→ Task prompt: Return the entries below in their exact form, leaving the pictures out.

──────── Data listing ────────

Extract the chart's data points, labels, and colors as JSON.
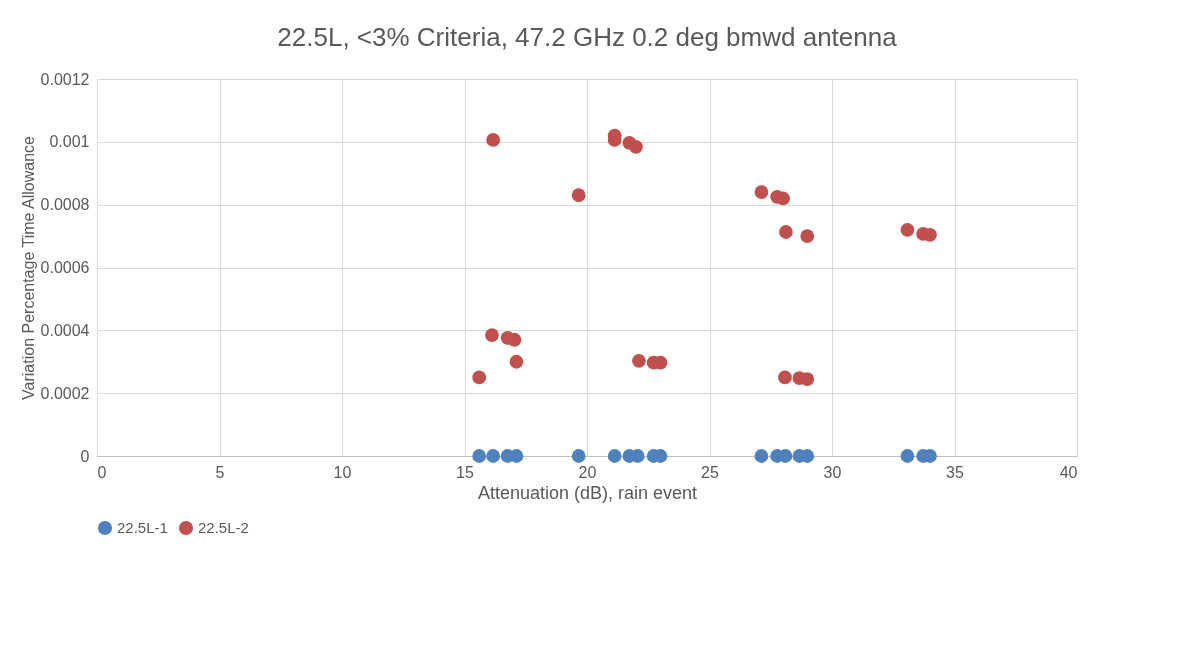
{
  "chart_data": {
    "type": "scatter",
    "title": "22.5L, <3% Criteria, 47.2 GHz 0.2 deg bmwd antenna",
    "xlabel": "Attenuation (dB), rain event",
    "ylabel": "Variation Percentage Time Allowance",
    "xlim": [
      0,
      40
    ],
    "xticks": [
      0,
      5,
      10,
      15,
      20,
      25,
      30,
      35,
      40
    ],
    "ylim": [
      0,
      0.0012
    ],
    "yticks": [
      0,
      0.0002,
      0.0004,
      0.0006,
      0.0008,
      0.001,
      0.0012
    ],
    "grid": true,
    "legend": "bottom",
    "marker": "circle",
    "series": [
      {
        "name": "22.5L-1",
        "color": "#4f81bd",
        "x": [
          15.6,
          16.17,
          16.76,
          17.12,
          19.66,
          21.13,
          21.73,
          22.07,
          22.72,
          23.0,
          27.12,
          27.76,
          28.1,
          28.67,
          28.99,
          33.08,
          33.72,
          34.0
        ],
        "values": [
          0,
          0,
          0,
          0,
          0,
          0,
          0,
          0,
          0,
          0,
          0,
          0,
          0,
          0,
          0,
          0,
          0,
          0
        ]
      },
      {
        "name": "22.5L-2",
        "color": "#c0504d",
        "x": [
          16.17,
          21.13,
          21.13,
          21.73,
          22.0,
          19.66,
          16.12,
          16.76,
          17.04,
          17.12,
          15.6,
          22.12,
          22.72,
          23.0,
          27.12,
          27.76,
          28.0,
          28.12,
          28.99,
          33.08,
          33.72,
          34.0,
          28.08,
          28.67,
          28.99
        ],
        "values": [
          0.001006,
          0.00102,
          0.001006,
          0.000997,
          0.000984,
          0.00083,
          0.000385,
          0.000376,
          0.00037,
          0.0003,
          0.00025,
          0.000303,
          0.000297,
          0.000297,
          0.00084,
          0.000825,
          0.00082,
          0.000713,
          0.0007,
          0.00072,
          0.000707,
          0.000704,
          0.00025,
          0.000248,
          0.000245
        ]
      }
    ]
  }
}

────────

→ Exercise output:
Extract the chart's data points, labels, and colors as JSON.
{
  "chart_data": {
    "type": "scatter",
    "title": "22.5L, <3% Criteria, 47.2 GHz 0.2 deg bmwd antenna",
    "xlabel": "Attenuation (dB), rain event",
    "ylabel": "Variation Percentage Time Allowance",
    "xlim": [
      0,
      40
    ],
    "xticks": [
      0,
      5,
      10,
      15,
      20,
      25,
      30,
      35,
      40
    ],
    "ylim": [
      0,
      0.0012
    ],
    "yticks": [
      0,
      0.0002,
      0.0004,
      0.0006,
      0.0008,
      0.001,
      0.0012
    ],
    "grid": true,
    "legend": "bottom",
    "marker": "circle",
    "series": [
      {
        "name": "22.5L-1",
        "color": "#4f81bd",
        "x": [
          15.6,
          16.17,
          16.76,
          17.12,
          19.66,
          21.13,
          21.73,
          22.07,
          22.72,
          23.0,
          27.12,
          27.76,
          28.1,
          28.67,
          28.99,
          33.08,
          33.72,
          34.0
        ],
        "values": [
          0,
          0,
          0,
          0,
          0,
          0,
          0,
          0,
          0,
          0,
          0,
          0,
          0,
          0,
          0,
          0,
          0,
          0
        ]
      },
      {
        "name": "22.5L-2",
        "color": "#c0504d",
        "x": [
          16.17,
          21.13,
          21.13,
          21.73,
          22.0,
          19.66,
          16.12,
          16.76,
          17.04,
          17.12,
          15.6,
          22.12,
          22.72,
          23.0,
          27.12,
          27.76,
          28.0,
          28.12,
          28.99,
          33.08,
          33.72,
          34.0,
          28.08,
          28.67,
          28.99
        ],
        "values": [
          0.001006,
          0.00102,
          0.001006,
          0.000997,
          0.000984,
          0.00083,
          0.000385,
          0.000376,
          0.00037,
          0.0003,
          0.00025,
          0.000303,
          0.000297,
          0.000297,
          0.00084,
          0.000825,
          0.00082,
          0.000713,
          0.0007,
          0.00072,
          0.000707,
          0.000704,
          0.00025,
          0.000248,
          0.000245
        ]
      }
    ]
  }
}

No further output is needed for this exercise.